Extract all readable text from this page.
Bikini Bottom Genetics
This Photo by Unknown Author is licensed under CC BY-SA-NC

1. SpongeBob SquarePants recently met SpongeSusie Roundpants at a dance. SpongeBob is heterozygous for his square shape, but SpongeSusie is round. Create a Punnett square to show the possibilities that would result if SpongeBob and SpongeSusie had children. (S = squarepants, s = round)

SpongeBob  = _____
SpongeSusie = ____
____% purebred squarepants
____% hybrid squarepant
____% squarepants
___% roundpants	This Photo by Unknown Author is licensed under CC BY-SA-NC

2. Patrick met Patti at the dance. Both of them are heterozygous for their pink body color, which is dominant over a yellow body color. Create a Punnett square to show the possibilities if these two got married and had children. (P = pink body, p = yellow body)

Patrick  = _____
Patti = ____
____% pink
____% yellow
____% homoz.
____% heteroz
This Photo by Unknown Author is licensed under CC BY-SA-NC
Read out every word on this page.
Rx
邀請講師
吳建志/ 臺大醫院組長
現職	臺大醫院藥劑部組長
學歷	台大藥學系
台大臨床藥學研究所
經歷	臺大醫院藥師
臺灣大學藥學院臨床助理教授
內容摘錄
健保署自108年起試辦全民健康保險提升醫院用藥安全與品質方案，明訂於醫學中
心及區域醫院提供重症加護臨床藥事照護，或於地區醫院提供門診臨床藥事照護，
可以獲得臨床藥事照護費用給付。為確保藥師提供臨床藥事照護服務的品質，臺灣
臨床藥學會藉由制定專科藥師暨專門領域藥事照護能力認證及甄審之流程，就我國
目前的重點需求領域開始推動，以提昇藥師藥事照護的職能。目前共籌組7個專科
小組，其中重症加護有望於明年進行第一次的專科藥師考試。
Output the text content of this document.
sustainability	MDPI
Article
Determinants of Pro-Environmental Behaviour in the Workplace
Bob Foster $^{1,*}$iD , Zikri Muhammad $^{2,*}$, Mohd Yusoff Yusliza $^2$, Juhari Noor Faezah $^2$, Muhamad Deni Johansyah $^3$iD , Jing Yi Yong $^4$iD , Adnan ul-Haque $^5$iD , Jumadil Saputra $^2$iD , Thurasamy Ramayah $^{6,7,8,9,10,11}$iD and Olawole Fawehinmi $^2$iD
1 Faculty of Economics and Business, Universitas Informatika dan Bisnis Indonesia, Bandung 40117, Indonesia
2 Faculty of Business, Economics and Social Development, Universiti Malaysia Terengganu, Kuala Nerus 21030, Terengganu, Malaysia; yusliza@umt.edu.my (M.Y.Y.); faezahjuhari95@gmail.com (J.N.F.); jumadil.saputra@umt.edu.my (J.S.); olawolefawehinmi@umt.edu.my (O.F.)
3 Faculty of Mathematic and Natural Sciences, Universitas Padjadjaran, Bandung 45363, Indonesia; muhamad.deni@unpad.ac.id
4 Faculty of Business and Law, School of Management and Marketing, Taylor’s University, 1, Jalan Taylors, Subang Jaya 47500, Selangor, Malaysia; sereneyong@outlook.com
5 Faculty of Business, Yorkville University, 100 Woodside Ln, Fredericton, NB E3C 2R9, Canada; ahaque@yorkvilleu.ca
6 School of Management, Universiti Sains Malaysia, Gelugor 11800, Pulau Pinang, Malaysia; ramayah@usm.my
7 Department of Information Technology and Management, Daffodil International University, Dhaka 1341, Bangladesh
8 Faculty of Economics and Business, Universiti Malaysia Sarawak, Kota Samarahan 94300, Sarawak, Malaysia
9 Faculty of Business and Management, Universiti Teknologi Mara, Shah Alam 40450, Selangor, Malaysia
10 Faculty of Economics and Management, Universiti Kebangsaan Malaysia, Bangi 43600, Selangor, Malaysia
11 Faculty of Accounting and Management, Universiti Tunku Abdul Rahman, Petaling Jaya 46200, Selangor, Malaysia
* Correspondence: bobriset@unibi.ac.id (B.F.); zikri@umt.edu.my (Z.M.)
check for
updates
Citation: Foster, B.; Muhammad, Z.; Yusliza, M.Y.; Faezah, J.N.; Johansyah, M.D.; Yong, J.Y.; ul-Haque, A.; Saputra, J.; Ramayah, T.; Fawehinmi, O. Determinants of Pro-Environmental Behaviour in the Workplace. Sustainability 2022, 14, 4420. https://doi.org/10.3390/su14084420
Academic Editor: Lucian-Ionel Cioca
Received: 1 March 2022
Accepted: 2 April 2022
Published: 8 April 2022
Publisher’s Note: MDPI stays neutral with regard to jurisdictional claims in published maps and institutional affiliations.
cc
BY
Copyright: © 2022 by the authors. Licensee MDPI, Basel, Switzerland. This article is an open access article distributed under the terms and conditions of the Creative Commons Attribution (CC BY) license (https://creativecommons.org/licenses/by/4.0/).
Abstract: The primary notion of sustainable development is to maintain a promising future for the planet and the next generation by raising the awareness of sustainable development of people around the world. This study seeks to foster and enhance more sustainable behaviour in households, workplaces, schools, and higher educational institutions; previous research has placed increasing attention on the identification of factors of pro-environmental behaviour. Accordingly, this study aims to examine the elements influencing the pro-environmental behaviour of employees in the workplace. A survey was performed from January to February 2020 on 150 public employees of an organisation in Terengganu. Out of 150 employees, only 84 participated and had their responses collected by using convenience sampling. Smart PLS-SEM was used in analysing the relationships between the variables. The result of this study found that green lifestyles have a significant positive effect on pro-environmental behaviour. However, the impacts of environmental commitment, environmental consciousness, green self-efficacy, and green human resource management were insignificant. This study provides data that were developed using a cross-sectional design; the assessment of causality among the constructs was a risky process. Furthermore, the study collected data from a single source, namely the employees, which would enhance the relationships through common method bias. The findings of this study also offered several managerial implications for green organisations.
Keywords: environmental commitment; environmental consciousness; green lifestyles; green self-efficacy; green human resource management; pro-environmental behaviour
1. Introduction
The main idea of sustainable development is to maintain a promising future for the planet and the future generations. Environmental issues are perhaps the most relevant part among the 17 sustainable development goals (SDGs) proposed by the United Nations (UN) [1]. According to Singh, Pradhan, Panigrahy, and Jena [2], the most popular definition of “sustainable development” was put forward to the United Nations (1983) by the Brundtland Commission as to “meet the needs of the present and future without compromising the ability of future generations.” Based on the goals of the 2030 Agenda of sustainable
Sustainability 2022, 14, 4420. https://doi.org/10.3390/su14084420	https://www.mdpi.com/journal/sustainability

» **Stated goal**
Locate all lines that include the word "under" and copy them out.

» **Task result**
This Photo by Unknown Author is licensed under CC BY-SA-NC
___% roundpants	This Photo by Unknown Author is licensed under CC BY-SA-NC
This Photo by Unknown Author is licensed under CC BY-SA-NC
Copyright: © 2022 by the authors. Licensee MDPI, Basel, Switzerland. This article is an open access article distributed under the terms and conditions of the Creative Commons Attribution (CC BY) license (https://creativecommons.org/licenses/by/4.0/).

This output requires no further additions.